# [Saved data entries]
==============================
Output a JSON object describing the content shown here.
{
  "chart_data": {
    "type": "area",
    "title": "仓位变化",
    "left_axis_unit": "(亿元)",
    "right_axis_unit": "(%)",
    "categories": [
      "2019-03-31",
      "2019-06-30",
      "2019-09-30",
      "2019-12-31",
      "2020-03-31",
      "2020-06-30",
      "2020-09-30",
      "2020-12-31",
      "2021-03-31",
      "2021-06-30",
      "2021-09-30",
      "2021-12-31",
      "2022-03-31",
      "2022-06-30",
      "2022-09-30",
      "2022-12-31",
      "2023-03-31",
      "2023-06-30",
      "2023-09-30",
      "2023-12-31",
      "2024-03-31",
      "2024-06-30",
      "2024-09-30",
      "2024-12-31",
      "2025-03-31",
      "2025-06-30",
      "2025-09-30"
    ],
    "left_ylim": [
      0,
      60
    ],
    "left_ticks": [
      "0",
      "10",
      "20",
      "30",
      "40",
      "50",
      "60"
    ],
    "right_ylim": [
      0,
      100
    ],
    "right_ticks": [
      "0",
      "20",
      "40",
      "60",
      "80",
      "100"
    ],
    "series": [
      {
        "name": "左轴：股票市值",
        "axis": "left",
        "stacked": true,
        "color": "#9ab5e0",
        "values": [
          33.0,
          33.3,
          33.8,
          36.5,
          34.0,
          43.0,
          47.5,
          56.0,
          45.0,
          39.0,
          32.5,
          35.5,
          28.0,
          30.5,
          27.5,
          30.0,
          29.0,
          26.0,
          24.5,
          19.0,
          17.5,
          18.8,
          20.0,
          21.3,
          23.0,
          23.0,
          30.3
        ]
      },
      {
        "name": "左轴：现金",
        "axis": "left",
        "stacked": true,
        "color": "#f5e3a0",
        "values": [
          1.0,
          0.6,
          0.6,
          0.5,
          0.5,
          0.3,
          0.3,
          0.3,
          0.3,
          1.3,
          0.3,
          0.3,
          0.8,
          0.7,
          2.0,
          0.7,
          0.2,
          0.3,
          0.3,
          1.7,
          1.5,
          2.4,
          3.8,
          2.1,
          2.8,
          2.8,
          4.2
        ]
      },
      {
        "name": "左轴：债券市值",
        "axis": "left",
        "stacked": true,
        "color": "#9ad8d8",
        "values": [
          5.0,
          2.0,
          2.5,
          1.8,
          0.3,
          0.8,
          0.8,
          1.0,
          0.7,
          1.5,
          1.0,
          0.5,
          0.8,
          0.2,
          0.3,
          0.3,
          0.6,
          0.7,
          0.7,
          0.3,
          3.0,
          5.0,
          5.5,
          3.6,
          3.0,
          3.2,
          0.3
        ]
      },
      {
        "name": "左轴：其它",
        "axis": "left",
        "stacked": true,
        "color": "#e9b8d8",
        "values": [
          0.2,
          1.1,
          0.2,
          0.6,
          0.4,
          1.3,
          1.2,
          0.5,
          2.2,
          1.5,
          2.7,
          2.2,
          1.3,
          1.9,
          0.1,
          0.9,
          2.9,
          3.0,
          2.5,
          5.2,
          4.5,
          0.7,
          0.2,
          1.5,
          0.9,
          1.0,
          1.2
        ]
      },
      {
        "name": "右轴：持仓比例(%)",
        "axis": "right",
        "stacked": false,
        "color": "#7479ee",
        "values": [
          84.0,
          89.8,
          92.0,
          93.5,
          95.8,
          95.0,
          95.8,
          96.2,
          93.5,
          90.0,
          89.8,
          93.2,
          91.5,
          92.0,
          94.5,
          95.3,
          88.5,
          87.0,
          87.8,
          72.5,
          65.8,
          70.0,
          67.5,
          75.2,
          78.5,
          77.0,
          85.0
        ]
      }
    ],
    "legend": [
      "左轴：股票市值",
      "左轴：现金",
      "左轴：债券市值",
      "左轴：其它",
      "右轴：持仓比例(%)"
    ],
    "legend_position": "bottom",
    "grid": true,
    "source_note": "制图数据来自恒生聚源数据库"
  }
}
==============================
Of the lines in this listing, report how many contain the string "color", and give the number only.

# [Answer below]
5